● **GIVEN TASK**
Write out the data below exactly as given, without any of its pictures.

■ ■ ■

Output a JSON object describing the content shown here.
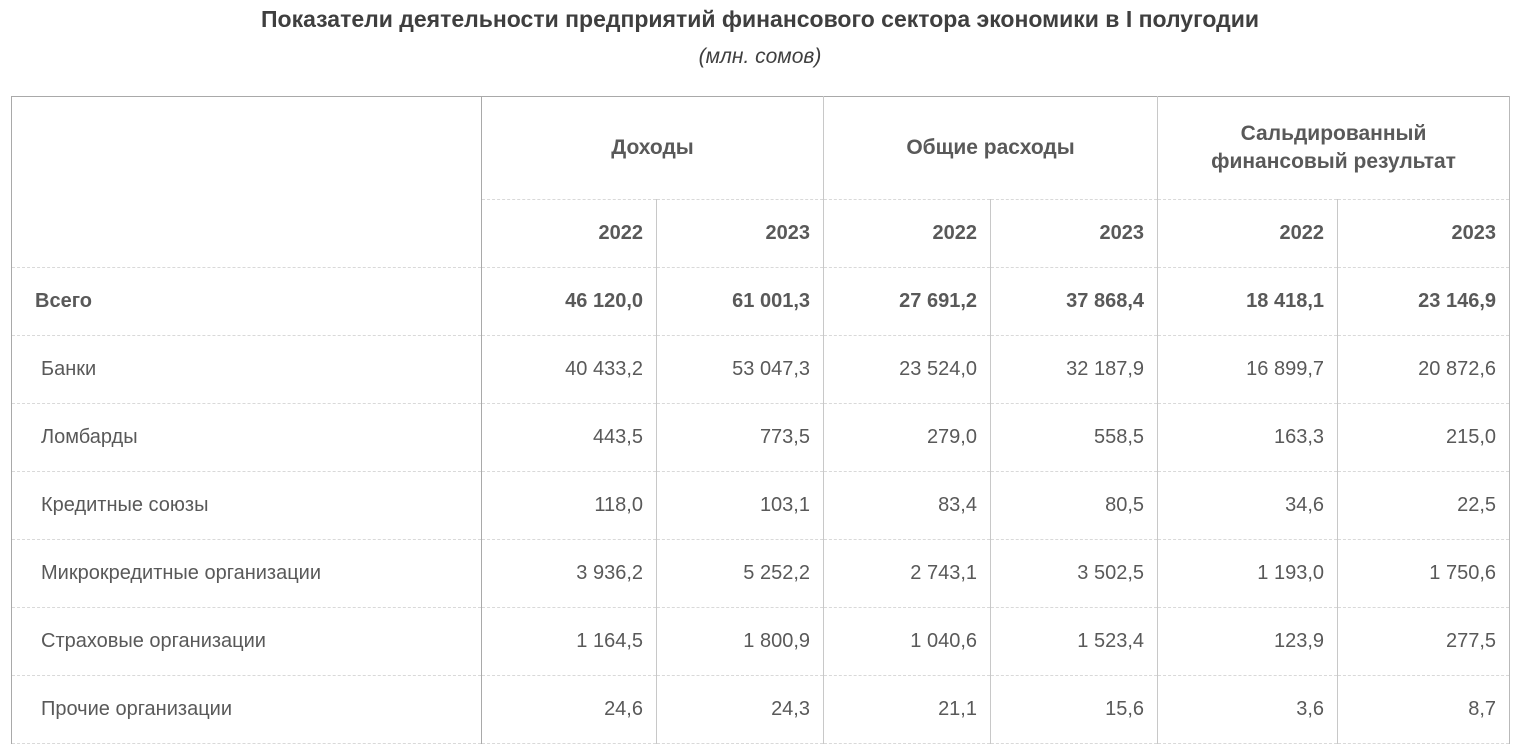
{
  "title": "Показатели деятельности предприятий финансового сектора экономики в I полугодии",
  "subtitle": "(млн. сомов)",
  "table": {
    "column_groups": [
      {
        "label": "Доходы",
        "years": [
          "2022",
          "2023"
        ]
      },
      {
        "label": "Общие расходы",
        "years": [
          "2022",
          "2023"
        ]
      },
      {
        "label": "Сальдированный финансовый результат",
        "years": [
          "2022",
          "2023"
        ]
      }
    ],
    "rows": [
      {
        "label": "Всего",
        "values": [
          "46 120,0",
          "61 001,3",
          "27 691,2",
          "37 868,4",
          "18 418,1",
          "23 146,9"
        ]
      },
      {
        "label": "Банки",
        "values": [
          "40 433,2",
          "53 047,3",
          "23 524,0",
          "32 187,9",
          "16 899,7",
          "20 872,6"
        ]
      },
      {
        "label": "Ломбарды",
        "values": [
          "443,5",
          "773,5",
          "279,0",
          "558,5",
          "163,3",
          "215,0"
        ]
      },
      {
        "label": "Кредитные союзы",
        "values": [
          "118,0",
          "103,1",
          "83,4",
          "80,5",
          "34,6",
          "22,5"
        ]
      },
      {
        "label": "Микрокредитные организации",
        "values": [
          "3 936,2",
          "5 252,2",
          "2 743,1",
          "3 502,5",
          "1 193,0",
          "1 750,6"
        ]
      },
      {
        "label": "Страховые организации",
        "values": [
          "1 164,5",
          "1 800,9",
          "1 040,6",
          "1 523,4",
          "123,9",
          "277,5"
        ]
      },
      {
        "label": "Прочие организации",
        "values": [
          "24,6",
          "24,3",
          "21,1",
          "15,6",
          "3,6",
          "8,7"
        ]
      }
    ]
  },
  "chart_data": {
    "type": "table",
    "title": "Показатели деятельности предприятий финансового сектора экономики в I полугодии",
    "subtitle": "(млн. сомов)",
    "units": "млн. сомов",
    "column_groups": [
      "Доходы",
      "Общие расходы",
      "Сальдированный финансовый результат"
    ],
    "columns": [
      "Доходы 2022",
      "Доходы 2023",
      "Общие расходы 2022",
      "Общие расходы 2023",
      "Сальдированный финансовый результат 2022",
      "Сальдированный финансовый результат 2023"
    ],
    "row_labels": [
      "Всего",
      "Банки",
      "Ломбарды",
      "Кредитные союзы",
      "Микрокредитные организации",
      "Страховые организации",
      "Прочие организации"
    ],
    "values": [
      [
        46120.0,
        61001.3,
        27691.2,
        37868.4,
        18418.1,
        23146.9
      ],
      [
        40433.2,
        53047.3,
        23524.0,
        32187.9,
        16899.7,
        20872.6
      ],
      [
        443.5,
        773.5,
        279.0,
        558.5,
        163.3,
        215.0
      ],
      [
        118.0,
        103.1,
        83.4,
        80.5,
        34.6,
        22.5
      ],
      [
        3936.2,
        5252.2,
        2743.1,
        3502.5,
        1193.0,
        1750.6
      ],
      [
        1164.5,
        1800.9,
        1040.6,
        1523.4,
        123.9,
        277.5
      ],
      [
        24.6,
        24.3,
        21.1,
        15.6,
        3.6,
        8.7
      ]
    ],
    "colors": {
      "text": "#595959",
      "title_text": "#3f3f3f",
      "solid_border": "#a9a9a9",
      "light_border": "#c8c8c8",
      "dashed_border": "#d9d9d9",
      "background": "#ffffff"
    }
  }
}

■ ■ ■

● **ANSWER FOR THIS EXERCISE**
Output a JSON object describing the content shown here.
{
  "title": "Показатели деятельности предприятий финансового сектора экономики в I полугодии",
  "subtitle": "(млн. сомов)",
  "table": {
    "column_groups": [
      {
        "label": "Доходы",
        "years": [
          "2022",
          "2023"
        ]
      },
      {
        "label": "Общие расходы",
        "years": [
          "2022",
          "2023"
        ]
      },
      {
        "label": "Сальдированный финансовый результат",
        "years": [
          "2022",
          "2023"
        ]
      }
    ],
    "rows": [
      {
        "label": "Всего",
        "values": [
          "46 120,0",
          "61 001,3",
          "27 691,2",
          "37 868,4",
          "18 418,1",
          "23 146,9"
        ]
      },
      {
        "label": "Банки",
        "values": [
          "40 433,2",
          "53 047,3",
          "23 524,0",
          "32 187,9",
          "16 899,7",
          "20 872,6"
        ]
      },
      {
        "label": "Ломбарды",
        "values": [
          "443,5",
          "773,5",
          "279,0",
          "558,5",
          "163,3",
          "215,0"
        ]
      },
      {
        "label": "Кредитные союзы",
        "values": [
          "118,0",
          "103,1",
          "83,4",
          "80,5",
          "34,6",
          "22,5"
        ]
      },
      {
        "label": "Микрокредитные организации",
        "values": [
          "3 936,2",
          "5 252,2",
          "2 743,1",
          "3 502,5",
          "1 193,0",
          "1 750,6"
        ]
      },
      {
        "label": "Страховые организации",
        "values": [
          "1 164,5",
          "1 800,9",
          "1 040,6",
          "1 523,4",
          "123,9",
          "277,5"
        ]
      },
      {
        "label": "Прочие организации",
        "values": [
          "24,6",
          "24,3",
          "21,1",
          "15,6",
          "3,6",
          "8,7"
        ]
      }
    ]
  },
  "chart_data": {
    "type": "table",
    "title": "Показатели деятельности предприятий финансового сектора экономики в I полугодии",
    "subtitle": "(млн. сомов)",
    "units": "млн. сомов",
    "column_groups": [
      "Доходы",
      "Общие расходы",
      "Сальдированный финансовый результат"
    ],
    "columns": [
      "Доходы 2022",
      "Доходы 2023",
      "Общие расходы 2022",
      "Общие расходы 2023",
      "Сальдированный финансовый результат 2022",
      "Сальдированный финансовый результат 2023"
    ],
    "row_labels": [
      "Всего",
      "Банки",
      "Ломбарды",
      "Кредитные союзы",
      "Микрокредитные организации",
      "Страховые организации",
      "Прочие организации"
    ],
    "values": [
      [
        46120.0,
        61001.3,
        27691.2,
        37868.4,
        18418.1,
        23146.9
      ],
      [
        40433.2,
        53047.3,
        23524.0,
        32187.9,
        16899.7,
        20872.6
      ],
      [
        443.5,
        773.5,
        279.0,
        558.5,
        163.3,
        215.0
      ],
      [
        118.0,
        103.1,
        83.4,
        80.5,
        34.6,
        22.5
      ],
      [
        3936.2,
        5252.2,
        2743.1,
        3502.5,
        1193.0,
        1750.6
      ],
      [
        1164.5,
        1800.9,
        1040.6,
        1523.4,
        123.9,
        277.5
      ],
      [
        24.6,
        24.3,
        21.1,
        15.6,
        3.6,
        8.7
      ]
    ],
    "colors": {
      "text": "#595959",
      "title_text": "#3f3f3f",
      "solid_border": "#a9a9a9",
      "light_border": "#c8c8c8",
      "dashed_border": "#d9d9d9",
      "background": "#ffffff"
    }
  }
}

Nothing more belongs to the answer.